> [Input records]
++++++++++
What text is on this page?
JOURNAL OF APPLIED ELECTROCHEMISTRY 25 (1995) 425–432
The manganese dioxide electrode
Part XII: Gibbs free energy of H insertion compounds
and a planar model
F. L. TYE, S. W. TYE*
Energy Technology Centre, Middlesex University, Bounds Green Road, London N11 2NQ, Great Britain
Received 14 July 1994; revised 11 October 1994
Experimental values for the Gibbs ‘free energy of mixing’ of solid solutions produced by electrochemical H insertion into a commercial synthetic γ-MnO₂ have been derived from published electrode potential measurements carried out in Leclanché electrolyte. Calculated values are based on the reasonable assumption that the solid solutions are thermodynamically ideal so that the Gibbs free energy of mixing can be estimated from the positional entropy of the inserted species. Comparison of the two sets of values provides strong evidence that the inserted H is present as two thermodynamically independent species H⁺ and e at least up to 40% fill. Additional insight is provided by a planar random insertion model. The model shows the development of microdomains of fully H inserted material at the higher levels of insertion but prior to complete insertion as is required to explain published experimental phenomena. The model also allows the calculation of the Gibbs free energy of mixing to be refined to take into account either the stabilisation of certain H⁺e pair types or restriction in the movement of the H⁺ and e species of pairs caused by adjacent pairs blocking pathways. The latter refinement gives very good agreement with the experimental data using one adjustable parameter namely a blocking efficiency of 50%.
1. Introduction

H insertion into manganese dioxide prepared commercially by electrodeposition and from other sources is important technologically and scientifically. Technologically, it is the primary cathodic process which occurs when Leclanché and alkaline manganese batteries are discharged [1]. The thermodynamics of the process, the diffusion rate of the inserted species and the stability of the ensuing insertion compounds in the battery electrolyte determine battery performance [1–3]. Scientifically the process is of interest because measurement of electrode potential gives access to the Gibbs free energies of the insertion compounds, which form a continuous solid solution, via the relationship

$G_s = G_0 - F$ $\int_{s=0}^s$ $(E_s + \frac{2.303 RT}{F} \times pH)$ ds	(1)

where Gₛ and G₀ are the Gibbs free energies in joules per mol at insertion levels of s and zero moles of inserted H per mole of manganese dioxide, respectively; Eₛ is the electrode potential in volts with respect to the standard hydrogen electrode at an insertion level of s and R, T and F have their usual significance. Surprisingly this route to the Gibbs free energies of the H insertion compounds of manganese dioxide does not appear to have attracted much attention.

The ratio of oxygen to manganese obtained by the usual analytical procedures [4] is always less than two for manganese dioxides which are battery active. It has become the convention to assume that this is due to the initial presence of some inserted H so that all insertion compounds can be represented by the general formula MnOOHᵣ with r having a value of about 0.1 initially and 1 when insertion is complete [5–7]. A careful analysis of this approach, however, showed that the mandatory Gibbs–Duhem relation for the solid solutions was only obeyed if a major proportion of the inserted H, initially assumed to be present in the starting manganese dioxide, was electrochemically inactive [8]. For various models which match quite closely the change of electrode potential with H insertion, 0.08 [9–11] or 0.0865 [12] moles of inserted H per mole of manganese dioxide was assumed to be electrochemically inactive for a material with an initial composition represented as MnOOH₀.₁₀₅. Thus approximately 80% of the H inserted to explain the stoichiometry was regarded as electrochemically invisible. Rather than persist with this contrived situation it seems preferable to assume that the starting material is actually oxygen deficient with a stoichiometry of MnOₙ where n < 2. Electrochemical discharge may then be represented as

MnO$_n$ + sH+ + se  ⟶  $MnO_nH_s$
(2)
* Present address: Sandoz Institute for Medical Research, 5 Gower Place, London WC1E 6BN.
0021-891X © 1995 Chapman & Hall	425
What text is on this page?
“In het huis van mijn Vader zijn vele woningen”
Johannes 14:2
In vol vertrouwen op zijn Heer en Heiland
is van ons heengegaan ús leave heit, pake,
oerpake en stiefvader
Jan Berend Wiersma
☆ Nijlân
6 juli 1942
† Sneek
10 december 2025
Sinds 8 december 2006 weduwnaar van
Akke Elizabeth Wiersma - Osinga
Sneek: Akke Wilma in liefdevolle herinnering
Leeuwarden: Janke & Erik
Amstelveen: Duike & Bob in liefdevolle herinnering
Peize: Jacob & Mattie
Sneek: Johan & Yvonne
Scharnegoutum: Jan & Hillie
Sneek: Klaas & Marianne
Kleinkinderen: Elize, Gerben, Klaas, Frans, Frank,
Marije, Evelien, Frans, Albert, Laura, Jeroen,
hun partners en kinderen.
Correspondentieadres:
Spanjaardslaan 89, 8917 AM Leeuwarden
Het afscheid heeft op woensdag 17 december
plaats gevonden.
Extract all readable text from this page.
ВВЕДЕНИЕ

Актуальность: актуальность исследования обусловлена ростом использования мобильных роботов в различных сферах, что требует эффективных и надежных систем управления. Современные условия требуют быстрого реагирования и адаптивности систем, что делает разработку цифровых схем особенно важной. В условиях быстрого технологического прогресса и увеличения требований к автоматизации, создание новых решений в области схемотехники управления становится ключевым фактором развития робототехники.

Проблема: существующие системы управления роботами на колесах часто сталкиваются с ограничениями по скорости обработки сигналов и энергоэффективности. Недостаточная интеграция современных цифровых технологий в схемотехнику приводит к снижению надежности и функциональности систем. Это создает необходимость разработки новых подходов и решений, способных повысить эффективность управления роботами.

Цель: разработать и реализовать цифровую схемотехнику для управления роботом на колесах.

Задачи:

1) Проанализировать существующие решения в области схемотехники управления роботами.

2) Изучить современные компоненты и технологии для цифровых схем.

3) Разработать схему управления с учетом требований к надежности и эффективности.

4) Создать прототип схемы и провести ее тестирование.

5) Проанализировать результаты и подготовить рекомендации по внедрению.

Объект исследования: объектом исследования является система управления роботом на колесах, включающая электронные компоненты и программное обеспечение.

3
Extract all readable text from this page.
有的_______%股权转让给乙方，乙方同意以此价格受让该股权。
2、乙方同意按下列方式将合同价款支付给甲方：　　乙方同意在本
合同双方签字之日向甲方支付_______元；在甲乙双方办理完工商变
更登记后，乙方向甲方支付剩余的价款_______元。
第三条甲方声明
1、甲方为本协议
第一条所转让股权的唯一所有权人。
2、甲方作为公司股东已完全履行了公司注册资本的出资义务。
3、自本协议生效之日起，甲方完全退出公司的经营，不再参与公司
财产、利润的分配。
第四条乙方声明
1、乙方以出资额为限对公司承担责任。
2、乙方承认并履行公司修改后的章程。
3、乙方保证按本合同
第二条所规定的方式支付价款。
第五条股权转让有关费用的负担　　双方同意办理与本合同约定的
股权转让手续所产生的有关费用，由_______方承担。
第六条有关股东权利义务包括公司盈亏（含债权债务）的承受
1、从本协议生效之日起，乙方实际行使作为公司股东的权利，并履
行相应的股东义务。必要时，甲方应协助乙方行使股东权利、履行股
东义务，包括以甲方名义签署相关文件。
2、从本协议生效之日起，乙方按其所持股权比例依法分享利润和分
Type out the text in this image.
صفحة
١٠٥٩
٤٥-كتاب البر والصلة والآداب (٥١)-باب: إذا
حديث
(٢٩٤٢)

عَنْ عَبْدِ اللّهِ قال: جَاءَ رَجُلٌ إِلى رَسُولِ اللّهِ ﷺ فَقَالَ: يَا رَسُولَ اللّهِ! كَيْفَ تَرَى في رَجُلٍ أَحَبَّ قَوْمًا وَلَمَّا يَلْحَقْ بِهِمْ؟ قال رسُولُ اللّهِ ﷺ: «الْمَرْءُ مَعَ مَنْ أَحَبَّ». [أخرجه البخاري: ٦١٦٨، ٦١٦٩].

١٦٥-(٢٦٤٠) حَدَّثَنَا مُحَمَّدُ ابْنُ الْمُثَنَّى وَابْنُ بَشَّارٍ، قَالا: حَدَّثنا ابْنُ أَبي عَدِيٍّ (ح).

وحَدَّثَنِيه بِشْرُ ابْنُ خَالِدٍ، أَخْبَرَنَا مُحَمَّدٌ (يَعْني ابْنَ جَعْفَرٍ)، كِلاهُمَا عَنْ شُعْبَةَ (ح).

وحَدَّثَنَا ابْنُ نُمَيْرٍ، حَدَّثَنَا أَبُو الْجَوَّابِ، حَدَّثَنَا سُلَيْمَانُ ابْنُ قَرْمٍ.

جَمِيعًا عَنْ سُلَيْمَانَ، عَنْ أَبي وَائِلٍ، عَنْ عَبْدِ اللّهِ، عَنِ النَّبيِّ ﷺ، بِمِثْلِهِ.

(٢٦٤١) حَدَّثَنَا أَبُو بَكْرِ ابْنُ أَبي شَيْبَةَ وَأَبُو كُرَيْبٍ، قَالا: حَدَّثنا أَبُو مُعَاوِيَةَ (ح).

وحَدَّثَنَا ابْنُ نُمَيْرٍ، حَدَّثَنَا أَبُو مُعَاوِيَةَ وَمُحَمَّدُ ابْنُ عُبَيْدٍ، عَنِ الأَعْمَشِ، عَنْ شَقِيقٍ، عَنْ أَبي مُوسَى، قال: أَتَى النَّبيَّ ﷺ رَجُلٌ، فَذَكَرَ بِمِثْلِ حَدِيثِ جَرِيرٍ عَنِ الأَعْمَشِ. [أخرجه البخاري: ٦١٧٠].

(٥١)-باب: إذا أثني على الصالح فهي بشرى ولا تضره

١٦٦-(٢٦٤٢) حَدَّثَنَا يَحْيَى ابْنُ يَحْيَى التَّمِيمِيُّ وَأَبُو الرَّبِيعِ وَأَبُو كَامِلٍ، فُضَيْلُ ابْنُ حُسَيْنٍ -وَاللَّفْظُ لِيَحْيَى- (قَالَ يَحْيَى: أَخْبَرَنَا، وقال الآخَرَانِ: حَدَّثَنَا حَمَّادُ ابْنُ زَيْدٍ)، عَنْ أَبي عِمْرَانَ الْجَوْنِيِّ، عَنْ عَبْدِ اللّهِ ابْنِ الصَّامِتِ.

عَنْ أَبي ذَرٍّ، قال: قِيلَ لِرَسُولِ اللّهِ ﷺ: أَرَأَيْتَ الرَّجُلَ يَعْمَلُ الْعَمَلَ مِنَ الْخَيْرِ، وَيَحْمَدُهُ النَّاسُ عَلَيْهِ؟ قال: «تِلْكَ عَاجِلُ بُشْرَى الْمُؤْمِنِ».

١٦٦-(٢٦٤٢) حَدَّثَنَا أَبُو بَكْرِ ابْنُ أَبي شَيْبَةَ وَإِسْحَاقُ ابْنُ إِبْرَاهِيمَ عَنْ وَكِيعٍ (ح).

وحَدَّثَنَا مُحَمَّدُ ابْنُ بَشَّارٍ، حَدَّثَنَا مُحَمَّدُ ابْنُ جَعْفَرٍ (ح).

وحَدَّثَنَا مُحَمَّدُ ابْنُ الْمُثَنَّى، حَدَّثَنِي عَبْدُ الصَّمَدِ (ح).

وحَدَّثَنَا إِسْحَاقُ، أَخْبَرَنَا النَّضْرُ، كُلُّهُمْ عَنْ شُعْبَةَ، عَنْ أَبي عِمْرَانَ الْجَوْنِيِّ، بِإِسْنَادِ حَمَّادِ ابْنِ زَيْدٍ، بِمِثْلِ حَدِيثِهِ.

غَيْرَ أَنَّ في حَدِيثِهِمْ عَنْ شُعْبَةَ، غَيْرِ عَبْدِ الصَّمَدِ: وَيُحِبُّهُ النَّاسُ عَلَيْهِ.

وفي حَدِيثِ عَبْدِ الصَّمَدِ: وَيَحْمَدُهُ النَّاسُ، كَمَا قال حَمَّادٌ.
++++++++++
> [Exercise instructions]
Show, from the material above, each line that includes the string "существующие".

> [Exercise output]
Проблема: существующие системы управления роботами на колесах часто сталкиваются с ограничениями по скорости обработки сигналов и энергоэффективности. Недостаточная интеграция современных цифровых технологий в схемотехнику приводит к снижению надежности и функциональности систем. Это создает необходимость разработки новых подходов и решений, способных повысить эффективность управления роботами.
1) Проанализировать существующие решения в области схемотехники управления роботами.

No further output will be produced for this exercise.